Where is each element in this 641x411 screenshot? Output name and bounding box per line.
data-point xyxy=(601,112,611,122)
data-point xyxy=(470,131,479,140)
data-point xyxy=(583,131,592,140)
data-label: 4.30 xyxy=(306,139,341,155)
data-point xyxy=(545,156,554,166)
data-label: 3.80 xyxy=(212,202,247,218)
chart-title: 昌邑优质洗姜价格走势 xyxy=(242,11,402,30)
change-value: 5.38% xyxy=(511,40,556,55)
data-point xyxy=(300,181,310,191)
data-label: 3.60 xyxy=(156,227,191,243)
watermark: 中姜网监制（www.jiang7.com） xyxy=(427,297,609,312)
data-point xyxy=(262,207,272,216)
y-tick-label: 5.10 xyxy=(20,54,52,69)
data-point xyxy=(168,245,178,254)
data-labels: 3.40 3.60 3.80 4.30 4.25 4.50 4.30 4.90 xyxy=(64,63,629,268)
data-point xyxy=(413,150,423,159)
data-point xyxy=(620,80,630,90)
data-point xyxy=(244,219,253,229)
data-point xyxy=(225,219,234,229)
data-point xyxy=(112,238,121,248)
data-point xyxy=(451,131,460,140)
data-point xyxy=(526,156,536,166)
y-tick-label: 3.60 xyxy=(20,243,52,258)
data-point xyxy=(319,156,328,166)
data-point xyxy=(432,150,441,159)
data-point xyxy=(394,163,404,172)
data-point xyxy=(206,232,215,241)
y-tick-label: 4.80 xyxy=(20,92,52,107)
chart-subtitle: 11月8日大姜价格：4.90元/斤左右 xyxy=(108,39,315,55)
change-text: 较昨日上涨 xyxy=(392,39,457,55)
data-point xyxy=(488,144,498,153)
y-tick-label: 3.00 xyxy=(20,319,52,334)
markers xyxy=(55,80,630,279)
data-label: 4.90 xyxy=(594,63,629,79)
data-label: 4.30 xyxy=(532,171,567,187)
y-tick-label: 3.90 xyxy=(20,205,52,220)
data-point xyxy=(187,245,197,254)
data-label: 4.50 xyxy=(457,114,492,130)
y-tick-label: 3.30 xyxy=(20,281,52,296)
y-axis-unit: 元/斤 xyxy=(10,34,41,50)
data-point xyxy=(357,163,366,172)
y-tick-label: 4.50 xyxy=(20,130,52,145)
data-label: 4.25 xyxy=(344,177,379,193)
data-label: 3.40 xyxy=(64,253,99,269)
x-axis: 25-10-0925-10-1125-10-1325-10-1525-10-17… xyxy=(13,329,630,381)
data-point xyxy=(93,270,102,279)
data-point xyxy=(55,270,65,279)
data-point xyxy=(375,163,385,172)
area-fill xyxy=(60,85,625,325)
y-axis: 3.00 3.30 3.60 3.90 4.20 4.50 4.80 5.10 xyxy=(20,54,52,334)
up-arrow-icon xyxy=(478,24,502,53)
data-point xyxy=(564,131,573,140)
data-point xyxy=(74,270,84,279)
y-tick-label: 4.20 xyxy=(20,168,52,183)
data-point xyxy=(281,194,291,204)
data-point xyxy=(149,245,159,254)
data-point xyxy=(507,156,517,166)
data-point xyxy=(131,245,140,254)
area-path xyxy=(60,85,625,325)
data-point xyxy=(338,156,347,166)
#####
### Task to complete:
Tally how many lines in the rows above contain the string "area", and give only that number.

### Answer to the task:
2